[START OF STORED RECORDS]
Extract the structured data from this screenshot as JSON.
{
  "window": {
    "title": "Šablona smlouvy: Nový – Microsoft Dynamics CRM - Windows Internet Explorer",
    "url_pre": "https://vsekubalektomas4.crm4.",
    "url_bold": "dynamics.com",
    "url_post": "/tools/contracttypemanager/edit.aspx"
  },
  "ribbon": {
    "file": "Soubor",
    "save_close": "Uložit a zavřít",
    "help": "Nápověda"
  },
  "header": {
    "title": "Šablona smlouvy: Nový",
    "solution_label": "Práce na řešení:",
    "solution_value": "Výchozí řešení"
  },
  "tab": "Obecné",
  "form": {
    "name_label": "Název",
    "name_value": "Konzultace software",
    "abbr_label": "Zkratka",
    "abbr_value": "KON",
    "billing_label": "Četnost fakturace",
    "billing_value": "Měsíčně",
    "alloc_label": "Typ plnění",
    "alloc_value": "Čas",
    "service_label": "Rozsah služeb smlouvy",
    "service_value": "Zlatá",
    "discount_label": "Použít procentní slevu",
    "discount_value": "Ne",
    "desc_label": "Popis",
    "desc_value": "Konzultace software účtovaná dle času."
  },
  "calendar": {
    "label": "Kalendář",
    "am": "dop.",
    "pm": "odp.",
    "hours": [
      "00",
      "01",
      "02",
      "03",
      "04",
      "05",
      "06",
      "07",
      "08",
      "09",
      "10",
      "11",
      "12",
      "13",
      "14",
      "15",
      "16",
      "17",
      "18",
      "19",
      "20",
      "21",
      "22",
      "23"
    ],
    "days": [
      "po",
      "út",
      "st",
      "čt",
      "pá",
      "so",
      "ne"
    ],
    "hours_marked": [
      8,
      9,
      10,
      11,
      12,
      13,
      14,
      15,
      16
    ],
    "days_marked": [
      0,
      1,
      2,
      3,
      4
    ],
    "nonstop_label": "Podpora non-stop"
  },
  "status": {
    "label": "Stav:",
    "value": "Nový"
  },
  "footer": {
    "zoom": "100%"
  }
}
[END OF STORED RECORDS]
JOB: Return the lines above exactly, keeping every word.

ANSWER IN FULL:
Extract the structured data from this screenshot as JSON.
{
  "window": {
    "title": "Šablona smlouvy: Nový – Microsoft Dynamics CRM - Windows Internet Explorer",
    "url_pre": "https://vsekubalektomas4.crm4.",
    "url_bold": "dynamics.com",
    "url_post": "/tools/contracttypemanager/edit.aspx"
  },
  "ribbon": {
    "file": "Soubor",
    "save_close": "Uložit a zavřít",
    "help": "Nápověda"
  },
  "header": {
    "title": "Šablona smlouvy: Nový",
    "solution_label": "Práce na řešení:",
    "solution_value": "Výchozí řešení"
  },
  "tab": "Obecné",
  "form": {
    "name_label": "Název",
    "name_value": "Konzultace software",
    "abbr_label": "Zkratka",
    "abbr_value": "KON",
    "billing_label": "Četnost fakturace",
    "billing_value": "Měsíčně",
    "alloc_label": "Typ plnění",
    "alloc_value": "Čas",
    "service_label": "Rozsah služeb smlouvy",
    "service_value": "Zlatá",
    "discount_label": "Použít procentní slevu",
    "discount_value": "Ne",
    "desc_label": "Popis",
    "desc_value": "Konzultace software účtovaná dle času."
  },
  "calendar": {
    "label": "Kalendář",
    "am": "dop.",
    "pm": "odp.",
    "hours": [
      "00",
      "01",
      "02",
      "03",
      "04",
      "05",
      "06",
      "07",
      "08",
      "09",
      "10",
      "11",
      "12",
      "13",
      "14",
      "15",
      "16",
      "17",
      "18",
      "19",
      "20",
      "21",
      "22",
      "23"
    ],
    "days": [
      "po",
      "út",
      "st",
      "čt",
      "pá",
      "so",
      "ne"
    ],
    "hours_marked": [
      8,
      9,
      10,
      11,
      12,
      13,
      14,
      15,
      16
    ],
    "days_marked": [
      0,
      1,
      2,
      3,
      4
    ],
    "nonstop_label": "Podpora non-stop"
  },
  "status": {
    "label": "Stav:",
    "value": "Nový"
  },
  "footer": {
    "zoom": "100%"
  }
}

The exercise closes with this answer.